Copy all the data exactly, except the pictures.

================================

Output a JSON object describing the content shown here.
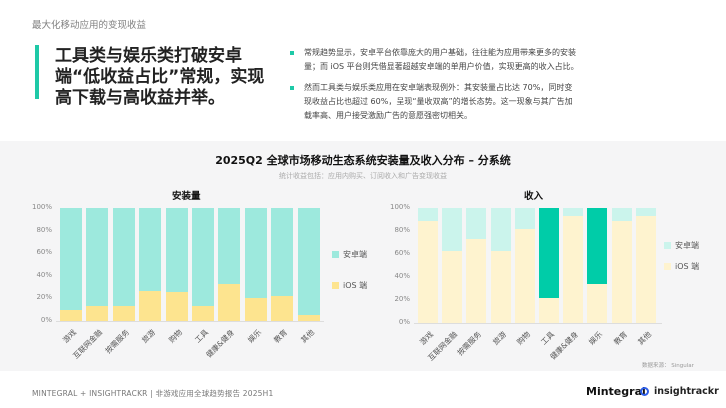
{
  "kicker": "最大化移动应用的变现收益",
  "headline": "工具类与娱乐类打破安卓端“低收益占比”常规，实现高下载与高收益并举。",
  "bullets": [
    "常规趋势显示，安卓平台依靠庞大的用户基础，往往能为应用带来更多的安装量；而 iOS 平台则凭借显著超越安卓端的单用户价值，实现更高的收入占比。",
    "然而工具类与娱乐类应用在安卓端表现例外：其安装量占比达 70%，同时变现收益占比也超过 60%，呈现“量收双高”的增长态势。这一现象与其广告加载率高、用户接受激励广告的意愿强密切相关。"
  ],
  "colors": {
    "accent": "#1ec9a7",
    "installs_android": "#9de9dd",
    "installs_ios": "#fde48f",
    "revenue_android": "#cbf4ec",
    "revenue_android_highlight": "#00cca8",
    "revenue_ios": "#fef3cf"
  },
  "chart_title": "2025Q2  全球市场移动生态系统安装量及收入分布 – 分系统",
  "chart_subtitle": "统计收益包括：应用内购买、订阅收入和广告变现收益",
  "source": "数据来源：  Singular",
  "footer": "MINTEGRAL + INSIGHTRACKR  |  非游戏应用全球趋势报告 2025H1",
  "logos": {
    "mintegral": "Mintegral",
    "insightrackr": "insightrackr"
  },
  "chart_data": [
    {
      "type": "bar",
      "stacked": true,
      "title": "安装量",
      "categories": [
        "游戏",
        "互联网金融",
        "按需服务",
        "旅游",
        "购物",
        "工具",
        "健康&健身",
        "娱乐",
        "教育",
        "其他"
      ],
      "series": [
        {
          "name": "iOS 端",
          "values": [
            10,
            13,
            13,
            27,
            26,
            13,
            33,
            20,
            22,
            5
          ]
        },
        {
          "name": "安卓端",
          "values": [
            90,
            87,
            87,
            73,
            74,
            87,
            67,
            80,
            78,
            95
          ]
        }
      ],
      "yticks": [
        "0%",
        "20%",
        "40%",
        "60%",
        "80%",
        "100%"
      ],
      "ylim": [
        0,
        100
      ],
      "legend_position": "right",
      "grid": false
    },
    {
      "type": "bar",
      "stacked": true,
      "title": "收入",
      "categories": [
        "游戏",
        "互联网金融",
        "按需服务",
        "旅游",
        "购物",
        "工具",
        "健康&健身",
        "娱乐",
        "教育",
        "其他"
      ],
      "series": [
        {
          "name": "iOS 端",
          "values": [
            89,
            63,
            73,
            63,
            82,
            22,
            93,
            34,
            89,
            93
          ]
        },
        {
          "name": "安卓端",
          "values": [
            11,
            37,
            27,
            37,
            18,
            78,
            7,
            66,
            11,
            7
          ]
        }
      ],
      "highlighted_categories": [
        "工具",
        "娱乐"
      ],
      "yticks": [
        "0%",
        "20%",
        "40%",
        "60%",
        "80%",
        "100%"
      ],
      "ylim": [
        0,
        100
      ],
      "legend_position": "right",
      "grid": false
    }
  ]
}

================================

**In response**.
Output a JSON object describing the content shown here.
{
  "kicker": "最大化移动应用的变现收益",
  "headline": "工具类与娱乐类打破安卓端“低收益占比”常规，实现高下载与高收益并举。",
  "bullets": [
    "常规趋势显示，安卓平台依靠庞大的用户基础，往往能为应用带来更多的安装量；而 iOS 平台则凭借显著超越安卓端的单用户价值，实现更高的收入占比。",
    "然而工具类与娱乐类应用在安卓端表现例外：其安装量占比达 70%，同时变现收益占比也超过 60%，呈现“量收双高”的增长态势。这一现象与其广告加载率高、用户接受激励广告的意愿强密切相关。"
  ],
  "colors": {
    "accent": "#1ec9a7",
    "installs_android": "#9de9dd",
    "installs_ios": "#fde48f",
    "revenue_android": "#cbf4ec",
    "revenue_android_highlight": "#00cca8",
    "revenue_ios": "#fef3cf"
  },
  "chart_title": "2025Q2  全球市场移动生态系统安装量及收入分布 – 分系统",
  "chart_subtitle": "统计收益包括：应用内购买、订阅收入和广告变现收益",
  "source": "数据来源：  Singular",
  "footer": "MINTEGRAL + INSIGHTRACKR  |  非游戏应用全球趋势报告 2025H1",
  "logos": {
    "mintegral": "Mintegral",
    "insightrackr": "insightrackr"
  },
  "chart_data": [
    {
      "type": "bar",
      "stacked": true,
      "title": "安装量",
      "categories": [
        "游戏",
        "互联网金融",
        "按需服务",
        "旅游",
        "购物",
        "工具",
        "健康&健身",
        "娱乐",
        "教育",
        "其他"
      ],
      "series": [
        {
          "name": "iOS 端",
          "values": [
            10,
            13,
            13,
            27,
            26,
            13,
            33,
            20,
            22,
            5
          ]
        },
        {
          "name": "安卓端",
          "values": [
            90,
            87,
            87,
            73,
            74,
            87,
            67,
            80,
            78,
            95
          ]
        }
      ],
      "yticks": [
        "0%",
        "20%",
        "40%",
        "60%",
        "80%",
        "100%"
      ],
      "ylim": [
        0,
        100
      ],
      "legend_position": "right",
      "grid": false
    },
    {
      "type": "bar",
      "stacked": true,
      "title": "收入",
      "categories": [
        "游戏",
        "互联网金融",
        "按需服务",
        "旅游",
        "购物",
        "工具",
        "健康&健身",
        "娱乐",
        "教育",
        "其他"
      ],
      "series": [
        {
          "name": "iOS 端",
          "values": [
            89,
            63,
            73,
            63,
            82,
            22,
            93,
            34,
            89,
            93
          ]
        },
        {
          "name": "安卓端",
          "values": [
            11,
            37,
            27,
            37,
            18,
            78,
            7,
            66,
            11,
            7
          ]
        }
      ],
      "highlighted_categories": [
        "工具",
        "娱乐"
      ],
      "yticks": [
        "0%",
        "20%",
        "40%",
        "60%",
        "80%",
        "100%"
      ],
      "ylim": [
        0,
        100
      ],
      "legend_position": "right",
      "grid": false
    }
  ]
}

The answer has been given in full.